→ **Work instructions**: In your copy, leave out the pictures and repeat the entries below exactly.

→ **Records to use**:
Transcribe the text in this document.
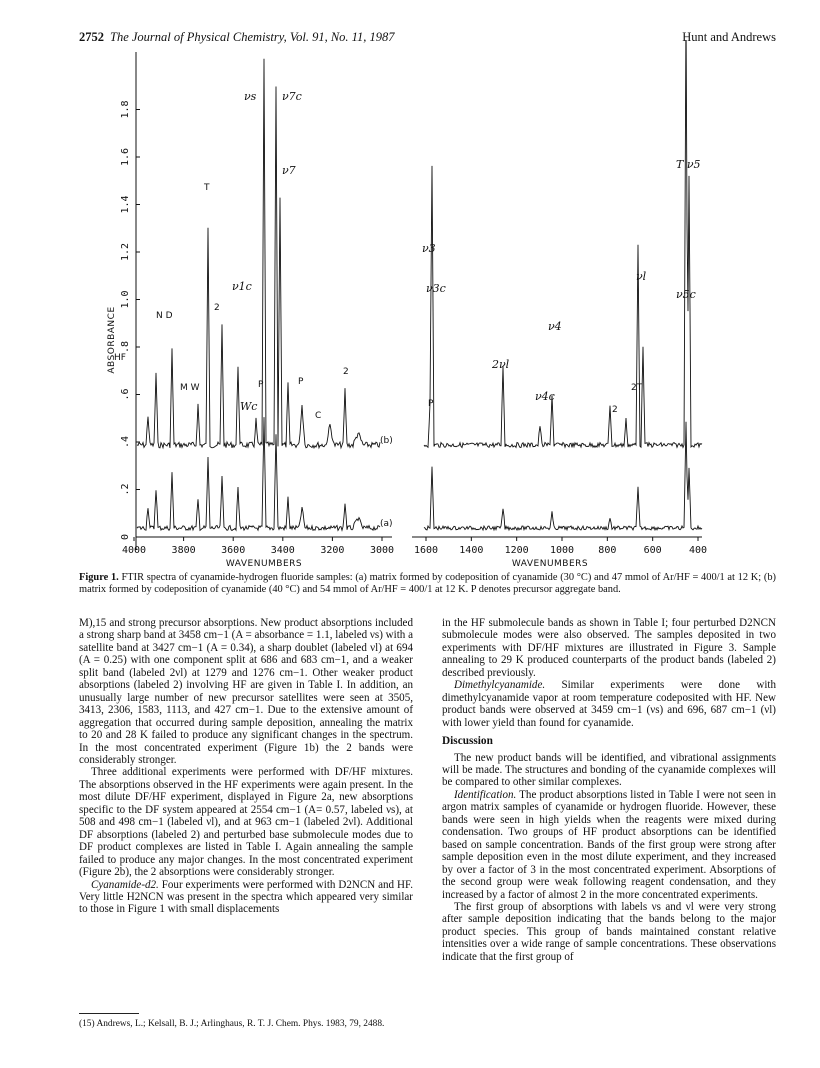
2752 The Journal of Physical Chemistry, Vol. 91, No. 11, 1987	Hunt and Andrews
0
.2
.4
.6
.8
1.0
1.2
1.4
1.6
1.8
ABSORBANCE
4000	3800	3600	3400	3200	3000 1600 1400 1200 1000 800	600	400
WAVENUMBERS	WAVENUMBERS
(b)
(a)
νs ν7c
ν7
T
ν1c
N D
HF
M W
Wc
P	P
C
2
2
ν3
ν3c
νl
ν4
2νl
ν4c
P
2
2T
T ν5
ν5c
Figure 1. FTIR spectra of cyanamide-hydrogen fluoride samples: (a) matrix formed by codeposition of cyanamide (30 °C) and 47 mmol of Ar/HF = 400/1 at 12 K; (b) matrix formed by codeposition of cyanamide (40 °C) and 54 mmol of Ar/HF = 400/1 at 12 K. P denotes precursor aggregate band.

M),15 and strong precursor absorptions. New product absorptions included a strong sharp band at 3458 cm−1 (A = absorbance = 1.1, labeled νs) with a satellite band at 3427 cm−1 (A = 0.34), a sharp doublet (labeled νl) at 694 (A = 0.25) with one component split at 686 and 683 cm−1, and a weaker split band (labeled 2νl) at 1279 and 1276 cm−1. Other weaker product absorptions (labeled 2) involving HF are given in Table I. In addition, an unusually large number of new precursor satellites were seen at 3505, 3413, 2306, 1583, 1113, and 427 cm−1. Due to the extensive amount of aggregation that occurred during sample deposition, annealing the matrix to 20 and 28 K failed to produce any significant changes in the spectrum. In the most concentrated experiment (Figure 1b) the 2 bands were considerably stronger.

Three additional experiments were performed with DF/HF mixtures. The absorptions observed in the HF experiments were again present. In the most dilute DF/HF experiment, displayed in Figure 2a, new absorptions specific to the DF system appeared at 2554 cm−1 (A= 0.57, labeled νs), at 508 and 498 cm−1 (labeled νl), and at 963 cm−1 (labeled 2νl). Additional DF absorptions (labeled 2) and perturbed base submolecule modes due to DF product complexes are listed in Table I. Again annealing the sample failed to produce any major changes. In the most concentrated experiment (Figure 2b), the 2 absorptions were considerably stronger.

Cyanamide-d2. Four experiments were performed with D2NCN and HF. Very little H2NCN was present in the spectra which appeared very similar to those in Figure 1 with small displacements

(15) Andrews, L.; Kelsall, B. J.; Arlinghaus, R. T. J. Chem. Phys. 1983, 79, 2488.

in the HF submolecule bands as shown in Table I; four perturbed D2NCN submolecule modes were also observed. The samples deposited in two experiments with DF/HF mixtures are illustrated in Figure 3. Sample annealing to 29 K produced counterparts of the product bands (labeled 2) described previously.

Dimethylcyanamide. Similar experiments were done with dimethylcyanamide vapor at room temperature codeposited with HF. New product bands were observed at 3459 cm−1 (νs) and 696, 687 cm−1 (νl) with lower yield than found for cyanamide.

Discussion

The new product bands will be identified, and vibrational assignments will be made. The structures and bonding of the cyanamide complexes will be compared to other similar complexes.

Identification. The product absorptions listed in Table I were not seen in argon matrix samples of cyanamide or hydrogen fluoride. However, these bands were seen in high yields when the reagents were mixed during condensation. Two groups of HF product absorptions can be identified based on sample concentration. Bands of the first group were strong after sample deposition even in the most dilute experiment, and they increased by over a factor of 3 in the most concentrated experiment. Absorptions of the second group were weak following reagent condensation, and they increased by a factor of almost 2 in the more concentrated experiments.

The first group of absorptions with labels νs and νl were very strong after sample deposition indicating that the bands belong to the major product species. This group of bands maintained constant relative intensities over a wide range of sample concentrations. These observations indicate that the first group of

→ **Task result**:
Transcribe the text in this document.
2752 The Journal of Physical Chemistry, Vol. 91, No. 11, 1987	Hunt and Andrews
0
.2
.4
.6
.8
1.0
1.2
1.4
1.6
1.8
ABSORBANCE
4000	3800	3600	3400	3200	3000 1600 1400 1200 1000 800	600	400
WAVENUMBERS	WAVENUMBERS
(b)
(a)
νs ν7c
ν7
T
ν1c
N D
HF
M W
Wc
P	P
C
2
2
ν3
ν3c
νl
ν4
2νl
ν4c
P
2
2T
T ν5
ν5c
Figure 1. FTIR spectra of cyanamide-hydrogen fluoride samples: (a) matrix formed by codeposition of cyanamide (30 °C) and 47 mmol of Ar/HF = 400/1 at 12 K; (b) matrix formed by codeposition of cyanamide (40 °C) and 54 mmol of Ar/HF = 400/1 at 12 K. P denotes precursor aggregate band.

M),15 and strong precursor absorptions. New product absorptions included a strong sharp band at 3458 cm−1 (A = absorbance = 1.1, labeled νs) with a satellite band at 3427 cm−1 (A = 0.34), a sharp doublet (labeled νl) at 694 (A = 0.25) with one component split at 686 and 683 cm−1, and a weaker split band (labeled 2νl) at 1279 and 1276 cm−1. Other weaker product absorptions (labeled 2) involving HF are given in Table I. In addition, an unusually large number of new precursor satellites were seen at 3505, 3413, 2306, 1583, 1113, and 427 cm−1. Due to the extensive amount of aggregation that occurred during sample deposition, annealing the matrix to 20 and 28 K failed to produce any significant changes in the spectrum. In the most concentrated experiment (Figure 1b) the 2 bands were considerably stronger.

Three additional experiments were performed with DF/HF mixtures. The absorptions observed in the HF experiments were again present. In the most dilute DF/HF experiment, displayed in Figure 2a, new absorptions specific to the DF system appeared at 2554 cm−1 (A= 0.57, labeled νs), at 508 and 498 cm−1 (labeled νl), and at 963 cm−1 (labeled 2νl). Additional DF absorptions (labeled 2) and perturbed base submolecule modes due to DF product complexes are listed in Table I. Again annealing the sample failed to produce any major changes. In the most concentrated experiment (Figure 2b), the 2 absorptions were considerably stronger.

Cyanamide-d2. Four experiments were performed with D2NCN and HF. Very little H2NCN was present in the spectra which appeared very similar to those in Figure 1 with small displacements

(15) Andrews, L.; Kelsall, B. J.; Arlinghaus, R. T. J. Chem. Phys. 1983, 79, 2488.

in the HF submolecule bands as shown in Table I; four perturbed D2NCN submolecule modes were also observed. The samples deposited in two experiments with DF/HF mixtures are illustrated in Figure 3. Sample annealing to 29 K produced counterparts of the product bands (labeled 2) described previously.

Dimethylcyanamide. Similar experiments were done with dimethylcyanamide vapor at room temperature codeposited with HF. New product bands were observed at 3459 cm−1 (νs) and 696, 687 cm−1 (νl) with lower yield than found for cyanamide.

Discussion

The new product bands will be identified, and vibrational assignments will be made. The structures and bonding of the cyanamide complexes will be compared to other similar complexes.

Identification. The product absorptions listed in Table I were not seen in argon matrix samples of cyanamide or hydrogen fluoride. However, these bands were seen in high yields when the reagents were mixed during condensation. Two groups of HF product absorptions can be identified based on sample concentration. Bands of the first group were strong after sample deposition even in the most dilute experiment, and they increased by over a factor of 3 in the most concentrated experiment. Absorptions of the second group were weak following reagent condensation, and they increased by a factor of almost 2 in the more concentrated experiments.

The first group of absorptions with labels νs and νl were very strong after sample deposition indicating that the bands belong to the major product species. This group of bands maintained constant relative intensities over a wide range of sample concentrations. These observations indicate that the first group of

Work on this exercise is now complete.